DO THIS:
Collect every line below that contains the word "瑞幸咖啡爆出财务造假后暴跌".

DATA EXCERPTS:
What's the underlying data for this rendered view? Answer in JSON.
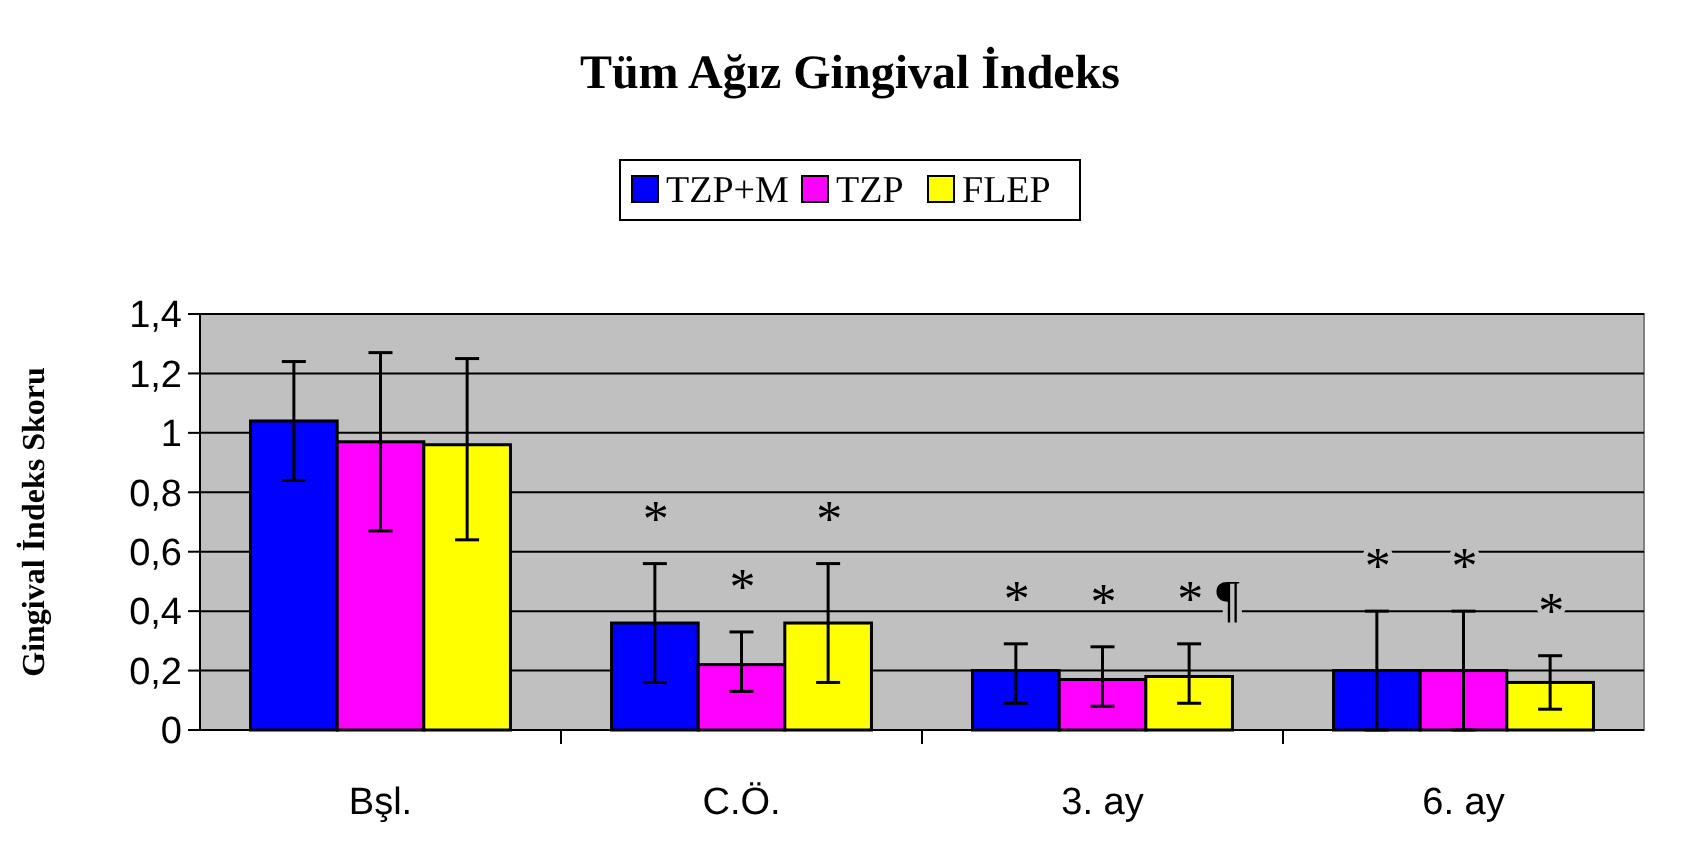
{
  "chart_data": {
    "type": "bar",
    "title": "Tüm Ağız Gingival İndeks",
    "ylabel": "Gingival İndeks Skoru",
    "categories": [
      "Bşl.",
      "C.Ö.",
      "3. ay",
      "6. ay"
    ],
    "series": [
      {
        "name": "TZP+M",
        "color": "#0000ff",
        "values": [
          1.04,
          0.36,
          0.2,
          0.2
        ],
        "errors": [
          [
            0.84,
            1.24
          ],
          [
            0.16,
            0.56
          ],
          [
            0.09,
            0.29
          ],
          [
            0,
            0.4
          ]
        ]
      },
      {
        "name": "TZP",
        "color": "#ff00ff",
        "values": [
          0.97,
          0.22,
          0.17,
          0.2
        ],
        "errors": [
          [
            0.67,
            1.27
          ],
          [
            0.13,
            0.33
          ],
          [
            0.08,
            0.28
          ],
          [
            0,
            0.4
          ]
        ]
      },
      {
        "name": "FLEP",
        "color": "#ffff00",
        "values": [
          0.96,
          0.36,
          0.18,
          0.16
        ],
        "errors": [
          [
            0.64,
            1.25
          ],
          [
            0.16,
            0.56
          ],
          [
            0.09,
            0.29
          ],
          [
            0.07,
            0.25
          ]
        ]
      }
    ],
    "ylim": [
      0,
      1.4
    ],
    "yticks": [
      0,
      {
        "value": 0.2,
        "label": "0,2"
      },
      {
        "value": 0.4,
        "label": "0,4"
      },
      {
        "value": 0.6,
        "label": "0,6"
      },
      {
        "value": 0.8,
        "label": "0,8"
      },
      1,
      {
        "value": 1.2,
        "label": "1,2"
      },
      {
        "value": 1.4,
        "label": "1,4"
      }
    ],
    "grid": "y",
    "legend": "top",
    "annotations": [
      "*",
      "*",
      "*",
      "*",
      "*",
      "* ¶",
      "*",
      "*",
      "*"
    ]
  }
}
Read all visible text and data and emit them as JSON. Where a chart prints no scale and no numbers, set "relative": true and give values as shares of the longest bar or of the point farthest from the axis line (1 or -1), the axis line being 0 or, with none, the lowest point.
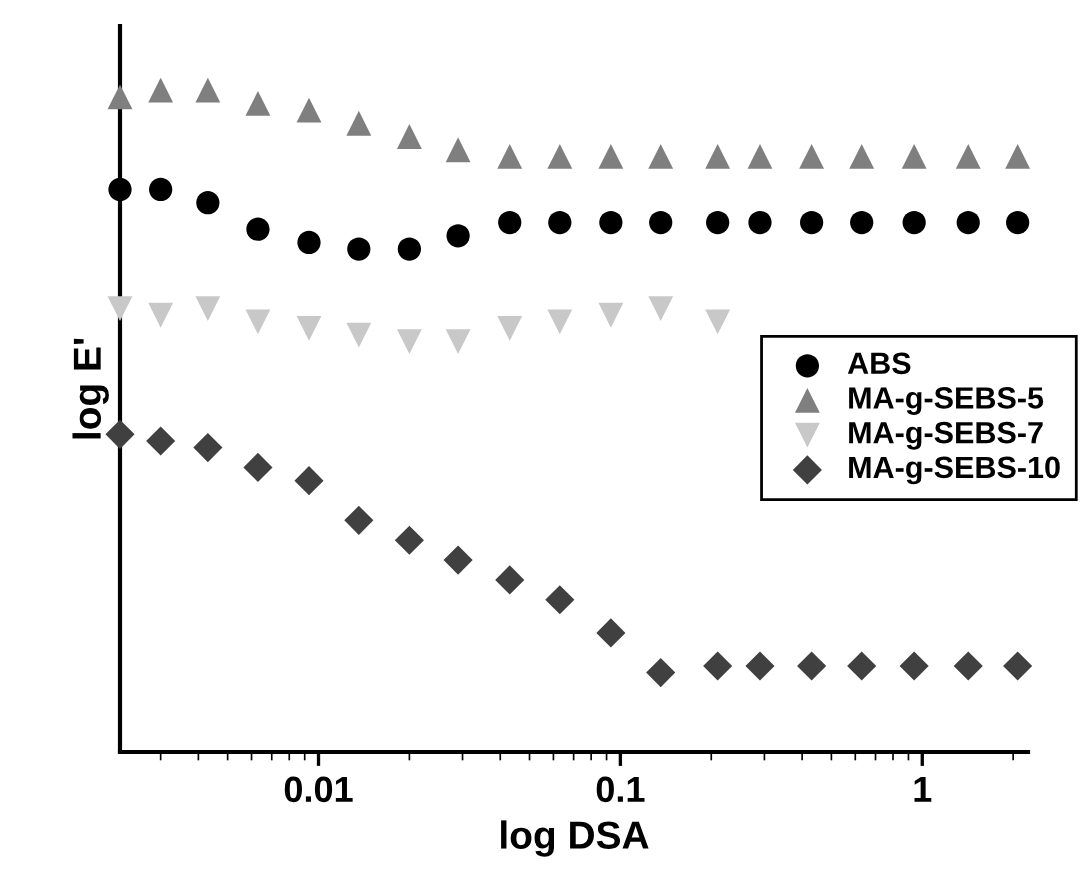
{
  "chart_data": {
    "type": "scatter",
    "xlabel": "log DSA",
    "ylabel": "log E'",
    "log": "x",
    "relative": true,
    "tick_labels": "x",
    "legend": "right",
    "x": [
      0.0022,
      0.003,
      0.0043,
      0.0063,
      0.0093,
      0.0136,
      0.02,
      0.029,
      0.043,
      0.063,
      0.093,
      0.136,
      0.21,
      0.29,
      0.43,
      0.63,
      0.94,
      1.42,
      2.07
    ],
    "xlim": [
      0.0022,
      2.24
    ],
    "xticks": [
      0.01,
      0.1,
      1
    ],
    "series": [
      {
        "name": "ABS",
        "color": "#000000",
        "marker": "circle",
        "values": [
          0.85,
          0.85,
          0.83,
          0.79,
          0.77,
          0.76,
          0.76,
          0.78,
          0.8,
          0.8,
          0.8,
          0.8,
          0.8,
          0.8,
          0.8,
          0.8,
          0.8,
          0.8,
          0.8
        ]
      },
      {
        "name": "MA-g-SEBS-5",
        "color": "#7f7f7f",
        "marker": "triangle",
        "values": [
          0.99,
          1,
          1,
          0.98,
          0.97,
          0.95,
          0.93,
          0.91,
          0.9,
          0.9,
          0.9,
          0.9,
          0.9,
          0.9,
          0.9,
          0.9,
          0.9,
          0.9,
          0.9
        ]
      },
      {
        "name": "MA-g-SEBS-7",
        "color": "#c8c8c8",
        "marker": "triangle_down",
        "values": [
          0.67,
          0.66,
          0.67,
          0.65,
          0.64,
          0.63,
          0.62,
          0.62,
          0.64,
          0.65,
          0.66,
          0.67,
          0.65,
          null,
          null,
          null,
          null,
          null,
          null
        ]
      },
      {
        "name": "MA-g-SEBS-10",
        "color": "#404040",
        "marker": "diamond",
        "values": [
          0.48,
          0.47,
          0.46,
          0.43,
          0.41,
          0.35,
          0.32,
          0.29,
          0.26,
          0.23,
          0.18,
          0.12,
          0.13,
          0.13,
          0.13,
          0.13,
          0.13,
          0.13,
          0.13
        ]
      }
    ]
  }
}
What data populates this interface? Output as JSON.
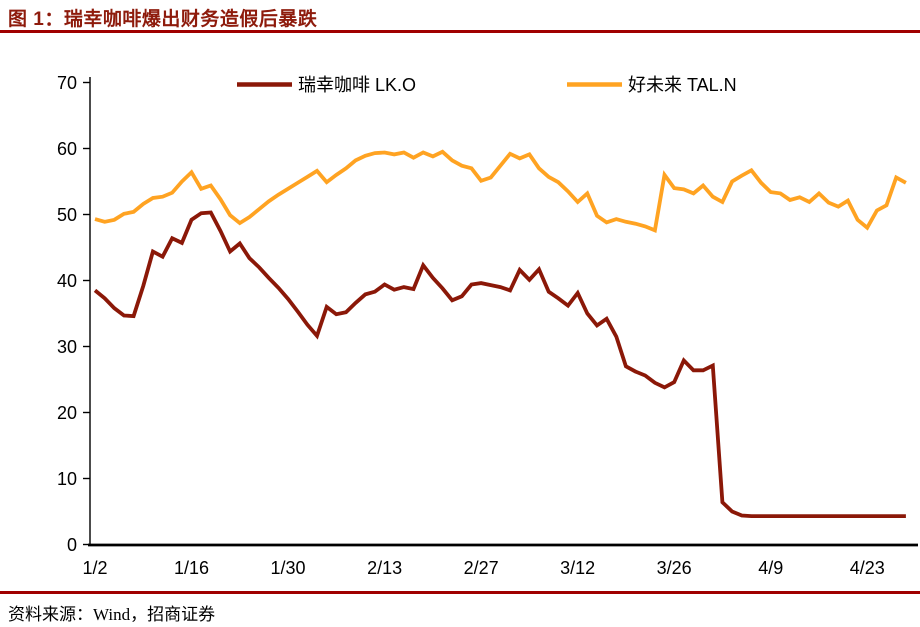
{
  "header": {
    "title": "图 1：瑞幸咖啡爆出财务造假后暴跌"
  },
  "footer": {
    "source": "资料来源：Wind，招商证券"
  },
  "colors": {
    "title": "#8E1B0C",
    "rule": "#A00000",
    "axis": "#000000",
    "luckin_line": "#8B1808",
    "tal_line": "#FFA322"
  },
  "chart_data": {
    "type": "line",
    "title": "瑞幸咖啡爆出财务造假后暴跌",
    "xlabel": "",
    "ylabel": "",
    "ylim": [
      0,
      70
    ],
    "y_ticks": [
      0,
      10,
      20,
      30,
      40,
      50,
      60,
      70
    ],
    "x_tick_labels": [
      "1/2",
      "1/16",
      "1/30",
      "2/13",
      "2/27",
      "3/12",
      "3/26",
      "4/9",
      "4/23"
    ],
    "x_tick_indices": [
      0,
      10,
      20,
      30,
      40,
      50,
      60,
      70,
      80
    ],
    "grid": false,
    "legend_position": "top",
    "series": [
      {
        "id": "luckin",
        "name": "瑞幸咖啡 LK.O",
        "color": "#8B1808",
        "values": [
          38.5,
          37.3,
          35.8,
          34.7,
          34.6,
          39.2,
          44.4,
          43.6,
          46.4,
          45.7,
          49.2,
          50.2,
          50.3,
          47.5,
          44.4,
          45.6,
          43.4,
          42.0,
          40.4,
          38.9,
          37.2,
          35.3,
          33.3,
          31.6,
          36.0,
          34.9,
          35.2,
          36.6,
          37.9,
          38.3,
          39.4,
          38.6,
          39.0,
          38.7,
          42.3,
          40.4,
          38.8,
          37.0,
          37.6,
          39.4,
          39.6,
          39.3,
          39.0,
          38.5,
          41.6,
          40.1,
          41.7,
          38.3,
          37.3,
          36.2,
          38.1,
          35.0,
          33.2,
          34.2,
          31.5,
          27.0,
          26.2,
          25.6,
          24.5,
          23.8,
          24.6,
          27.9,
          26.4,
          26.4,
          27.1,
          6.4,
          5.0,
          4.4,
          4.3,
          4.3,
          4.3,
          4.3,
          4.3,
          4.3,
          4.3,
          4.3,
          4.3,
          4.3,
          4.3,
          4.3,
          4.3,
          4.3,
          4.3,
          4.3,
          4.3
        ]
      },
      {
        "id": "tal",
        "name": "好未来 TAL.N",
        "color": "#FFA322",
        "values": [
          49.3,
          48.9,
          49.2,
          50.1,
          50.4,
          51.6,
          52.5,
          52.7,
          53.3,
          55.0,
          56.4,
          53.9,
          54.4,
          52.3,
          49.9,
          48.7,
          49.6,
          50.8,
          52.0,
          53.0,
          53.9,
          54.8,
          55.7,
          56.6,
          54.9,
          56.0,
          57.0,
          58.2,
          58.9,
          59.3,
          59.4,
          59.1,
          59.4,
          58.6,
          59.4,
          58.8,
          59.5,
          58.2,
          57.4,
          57.0,
          55.1,
          55.6,
          57.4,
          59.2,
          58.5,
          59.1,
          57.0,
          55.7,
          54.9,
          53.5,
          51.9,
          53.2,
          49.8,
          48.8,
          49.3,
          48.9,
          48.6,
          48.2,
          47.6,
          56.0,
          54.0,
          53.8,
          53.2,
          54.4,
          52.7,
          51.9,
          55.0,
          55.9,
          56.7,
          54.8,
          53.4,
          53.2,
          52.2,
          52.6,
          51.9,
          53.2,
          51.8,
          51.2,
          52.1,
          49.2,
          48.0,
          50.6,
          51.4,
          55.6,
          54.8
        ]
      }
    ]
  }
}
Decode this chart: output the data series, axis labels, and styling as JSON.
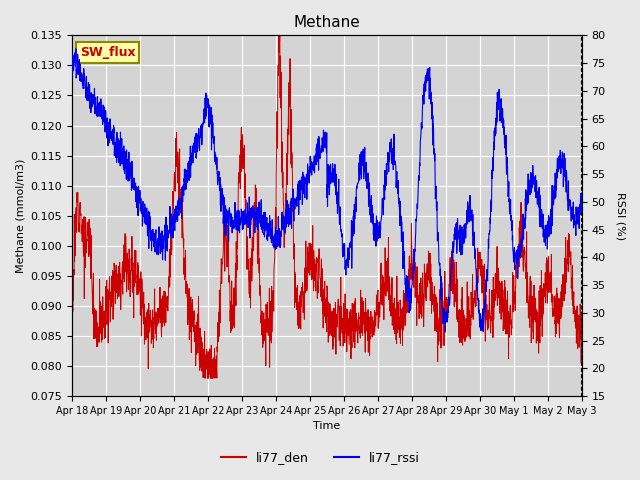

SOLUTION FOR THIS EXERCISE:
    "title": "图 1：瑞幸咖啡爆出财务造假后暴跌"
    "title": "瑞幸咖啡爆出财务造假后暴跌",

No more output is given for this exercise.